[Opening RECORDS FOR THIS EXERCISE section]

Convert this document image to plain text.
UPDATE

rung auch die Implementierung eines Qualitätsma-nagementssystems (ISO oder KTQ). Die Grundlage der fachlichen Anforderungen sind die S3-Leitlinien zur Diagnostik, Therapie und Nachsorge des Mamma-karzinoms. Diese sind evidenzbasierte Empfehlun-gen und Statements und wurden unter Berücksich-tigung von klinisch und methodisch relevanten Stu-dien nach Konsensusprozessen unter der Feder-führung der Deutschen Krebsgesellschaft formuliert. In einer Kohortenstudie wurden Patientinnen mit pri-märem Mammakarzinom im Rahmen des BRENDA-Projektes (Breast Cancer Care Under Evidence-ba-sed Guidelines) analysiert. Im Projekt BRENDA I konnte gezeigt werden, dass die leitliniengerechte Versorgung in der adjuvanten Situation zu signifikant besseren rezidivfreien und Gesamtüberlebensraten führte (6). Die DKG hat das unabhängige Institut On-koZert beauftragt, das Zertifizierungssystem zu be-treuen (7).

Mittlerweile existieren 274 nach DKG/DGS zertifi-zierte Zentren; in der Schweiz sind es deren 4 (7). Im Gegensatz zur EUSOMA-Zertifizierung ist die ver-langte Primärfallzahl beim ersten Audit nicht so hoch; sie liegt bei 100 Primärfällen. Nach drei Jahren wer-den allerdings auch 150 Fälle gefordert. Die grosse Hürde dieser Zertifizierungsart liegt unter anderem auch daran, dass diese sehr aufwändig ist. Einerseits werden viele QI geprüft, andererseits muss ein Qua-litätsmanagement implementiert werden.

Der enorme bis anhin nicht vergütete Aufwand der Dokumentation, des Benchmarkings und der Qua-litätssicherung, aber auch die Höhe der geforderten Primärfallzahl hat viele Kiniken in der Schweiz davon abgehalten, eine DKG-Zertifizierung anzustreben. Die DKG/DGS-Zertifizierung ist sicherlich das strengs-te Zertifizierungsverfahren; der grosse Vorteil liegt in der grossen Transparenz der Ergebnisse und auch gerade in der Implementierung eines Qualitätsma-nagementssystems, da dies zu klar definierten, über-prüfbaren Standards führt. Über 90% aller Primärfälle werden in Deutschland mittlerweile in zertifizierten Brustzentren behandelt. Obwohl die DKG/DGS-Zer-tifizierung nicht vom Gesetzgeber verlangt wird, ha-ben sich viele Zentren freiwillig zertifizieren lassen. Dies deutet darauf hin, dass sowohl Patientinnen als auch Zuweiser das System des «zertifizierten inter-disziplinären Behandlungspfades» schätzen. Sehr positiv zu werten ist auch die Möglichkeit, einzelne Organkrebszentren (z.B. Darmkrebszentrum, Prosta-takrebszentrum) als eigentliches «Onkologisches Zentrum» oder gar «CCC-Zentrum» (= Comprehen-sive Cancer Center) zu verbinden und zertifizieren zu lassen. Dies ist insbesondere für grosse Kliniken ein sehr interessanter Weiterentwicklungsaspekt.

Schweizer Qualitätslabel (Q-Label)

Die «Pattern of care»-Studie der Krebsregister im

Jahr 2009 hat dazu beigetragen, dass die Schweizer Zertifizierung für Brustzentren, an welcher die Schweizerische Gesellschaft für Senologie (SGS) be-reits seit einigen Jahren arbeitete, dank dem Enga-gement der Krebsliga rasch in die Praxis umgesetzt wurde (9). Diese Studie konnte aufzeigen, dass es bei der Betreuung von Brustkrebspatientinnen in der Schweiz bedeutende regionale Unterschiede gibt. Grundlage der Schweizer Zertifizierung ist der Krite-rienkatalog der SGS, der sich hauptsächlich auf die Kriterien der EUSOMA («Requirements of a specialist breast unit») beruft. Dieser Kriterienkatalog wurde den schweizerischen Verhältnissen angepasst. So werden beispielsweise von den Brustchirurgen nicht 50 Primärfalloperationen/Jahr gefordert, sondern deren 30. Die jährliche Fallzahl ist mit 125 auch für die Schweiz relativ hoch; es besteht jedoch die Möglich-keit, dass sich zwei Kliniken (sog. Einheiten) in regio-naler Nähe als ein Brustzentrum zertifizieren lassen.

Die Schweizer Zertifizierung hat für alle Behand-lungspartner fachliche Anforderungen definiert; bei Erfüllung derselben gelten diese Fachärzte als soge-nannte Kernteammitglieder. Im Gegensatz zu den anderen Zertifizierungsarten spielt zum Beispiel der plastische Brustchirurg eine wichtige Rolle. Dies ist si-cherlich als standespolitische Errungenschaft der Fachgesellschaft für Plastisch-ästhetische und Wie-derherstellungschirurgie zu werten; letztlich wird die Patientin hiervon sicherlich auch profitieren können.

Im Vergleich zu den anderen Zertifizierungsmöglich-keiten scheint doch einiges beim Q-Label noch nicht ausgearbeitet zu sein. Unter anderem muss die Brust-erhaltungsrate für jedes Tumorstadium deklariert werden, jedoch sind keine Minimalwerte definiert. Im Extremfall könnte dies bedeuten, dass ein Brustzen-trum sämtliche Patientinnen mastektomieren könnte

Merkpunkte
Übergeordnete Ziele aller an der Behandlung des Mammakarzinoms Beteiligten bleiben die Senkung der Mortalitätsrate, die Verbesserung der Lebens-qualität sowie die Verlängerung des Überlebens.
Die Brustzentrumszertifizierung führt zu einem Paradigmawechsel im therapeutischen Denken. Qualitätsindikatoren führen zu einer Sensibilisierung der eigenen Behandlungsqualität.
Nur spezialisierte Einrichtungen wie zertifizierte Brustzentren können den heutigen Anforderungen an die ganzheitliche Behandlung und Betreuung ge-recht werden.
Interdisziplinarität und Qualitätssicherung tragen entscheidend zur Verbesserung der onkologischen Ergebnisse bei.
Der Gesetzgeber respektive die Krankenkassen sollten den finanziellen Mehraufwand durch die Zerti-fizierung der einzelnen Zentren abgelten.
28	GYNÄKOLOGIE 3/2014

[Closing RECORDS FOR THIS EXERCISE section]

:: WORK REQUEST ::
Would you please copy all lines in the data that contain the word "Label"?

:: ANSWER AREA ::
Schweizer Qualitätslabel (Q-Label)
Im Vergleich zu den anderen Zertifizierungsmöglich-keiten scheint doch einiges beim Q-Label noch nicht ausgearbeitet zu sein. Unter anderem muss die Brust-erhaltungsrate für jedes Tumorstadium deklariert werden, jedoch sind keine Minimalwerte definiert. Im Extremfall könnte dies bedeuten, dass ein Brustzen-trum sämtliche Patientinnen mastektomieren könnte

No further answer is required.